• The request
Write out the passage on legal services for the poor word for word, starting with "This case is" and going on through "justice for all.".

This case is of exceptional importance because access to legal services for poor people is an integral part of our commitment to equal justice for all.
Legal services organizations are the primary source of legal assistance in matters of exceptional importance to poor people.
We write briefly to underline for the Court the exceptional importance of this case. The LSC, created in 1974, is a private, non-profit organization responsible for distributing federal funding and administering access to legal services for low-income people across the Nation. Among its fundamental purposes are to provide equal access to the system of justice in our Nation for individuals who seek redress of grievances” and “to provide high quality legal assistance to those who would be otherwise unable to afford adequate legal counsel….”
Legal services attorneys often aid their clients with the most urgent of legal matters. They seek to ensure that families, women, and children can enforce their rights to secure their basic needs in the areas of shelter, food, family safety, health care, governmental benefits, and education. Legal services attorneys work to prevent illegal evictions and to ensure that children have safe and nurturing homes. They protect women and their children from abusers. They ensure that children have access to a quality education and health care. For low-income families, one adverse legal outcome, such as termination of public benefits or eviction, can be devastating.

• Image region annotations

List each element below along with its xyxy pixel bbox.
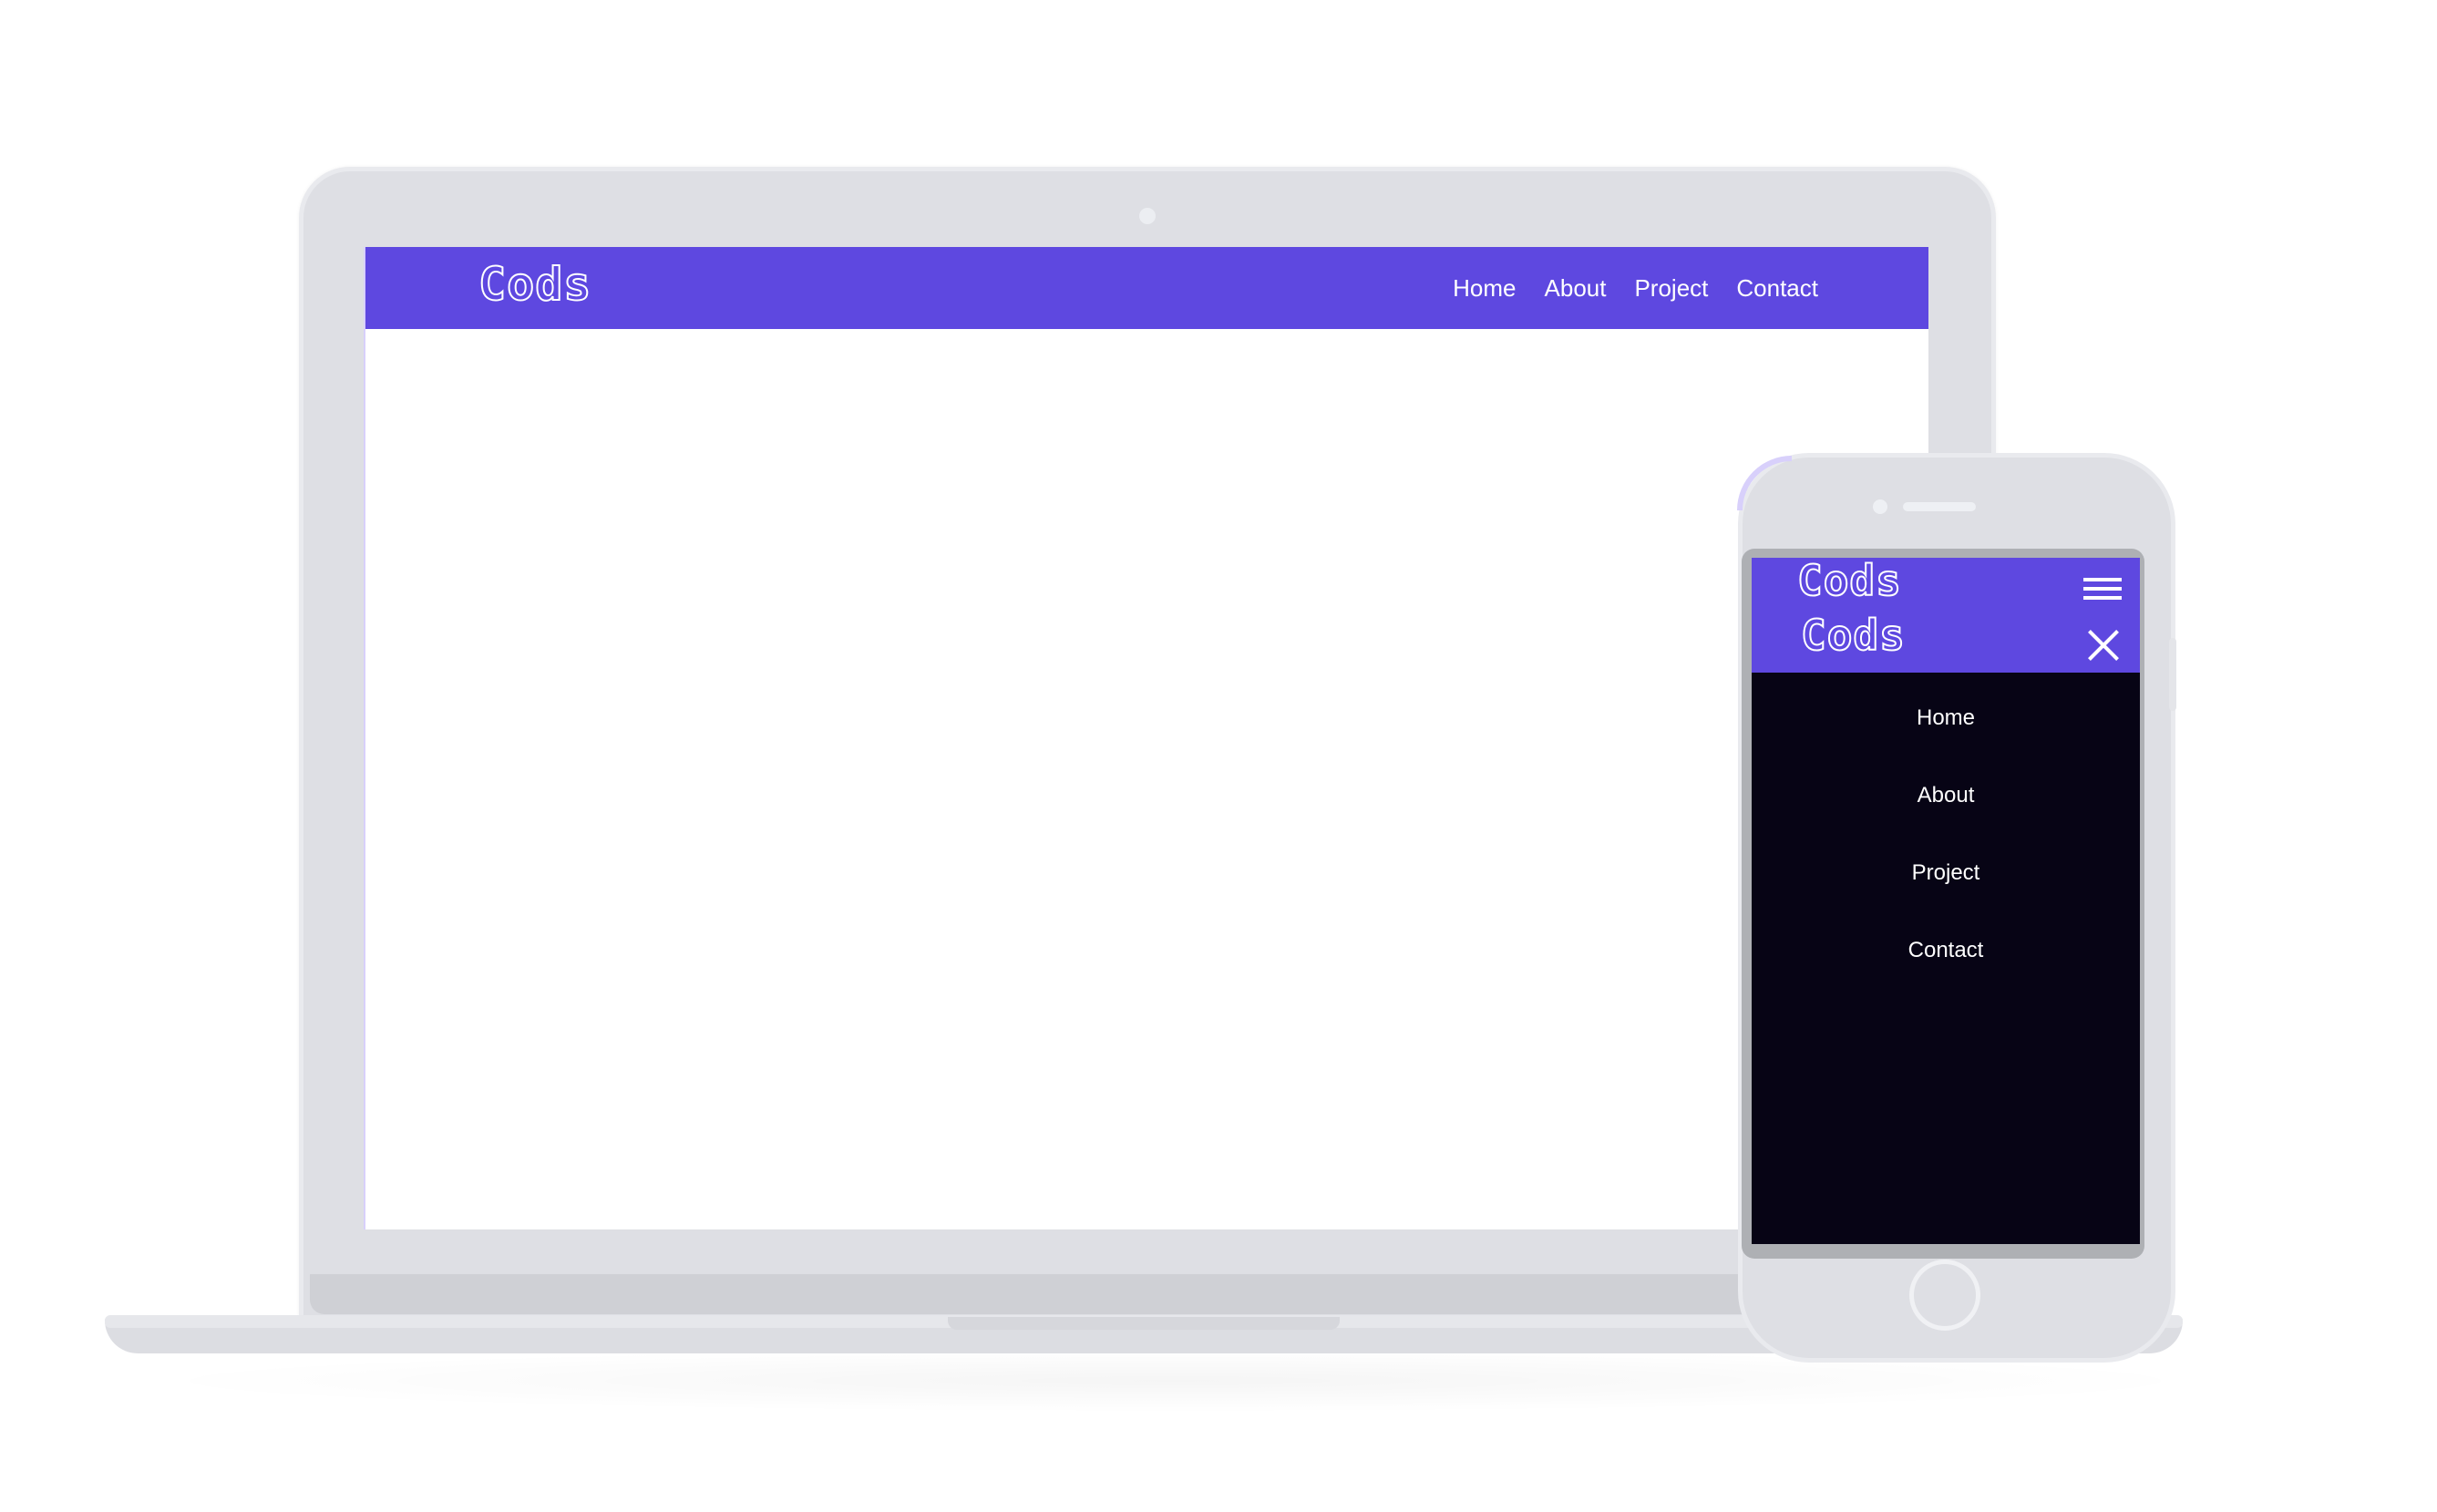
laptop-camera	[1139, 208, 1156, 224]
mobile-navbar: Cods Cods	[1752, 558, 2140, 673]
desktop-navbar: Cods Home About Project Contact	[365, 247, 1928, 329]
desktop-logo[interactable]: Cods	[478, 257, 591, 312]
desktop-screen: Cods Home About Project Contact	[364, 247, 1928, 1229]
close-icon[interactable]	[2087, 629, 2120, 662]
mobile-logo[interactable]: Cods	[1796, 558, 1902, 606]
desktop-nav-contact[interactable]: Contact	[1736, 274, 1818, 303]
laptop-chin	[310, 1274, 1987, 1314]
mobile-menu: Home About Project Contact	[1752, 704, 2140, 965]
desktop-nav-about[interactable]: About	[1545, 274, 1607, 303]
desktop-nav-links: Home About Project Contact	[1453, 247, 1818, 329]
hamburger-bar	[2083, 587, 2122, 591]
phone-side-button	[2169, 638, 2176, 711]
hamburger-bar	[2083, 596, 2122, 600]
mobile-logo-duplicate[interactable]: Cods	[1800, 610, 1906, 661]
phone-speaker	[1903, 502, 1976, 511]
mobile-nav-home[interactable]: Home	[1917, 704, 1975, 733]
mobile-nav-about[interactable]: About	[1918, 781, 1975, 810]
phone-camera	[1873, 499, 1887, 514]
hamburger-bar	[2083, 578, 2122, 581]
mobile-nav-contact[interactable]: Contact	[1908, 936, 1984, 965]
laptop-notch	[948, 1317, 1340, 1330]
desktop-nav-project[interactable]: Project	[1634, 274, 1708, 303]
mobile-nav-project[interactable]: Project	[1912, 859, 1980, 888]
hamburger-icon[interactable]	[2083, 578, 2122, 603]
mobile-screen: Cods Cods Home About Project Contact	[1752, 558, 2140, 1244]
phone-home-button	[1909, 1260, 1980, 1331]
desktop-nav-home[interactable]: Home	[1453, 274, 1516, 303]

• Finished answer
This case is of exceptional importance because access to legal services for poor people is an integral part of our commitment to equal justice for all.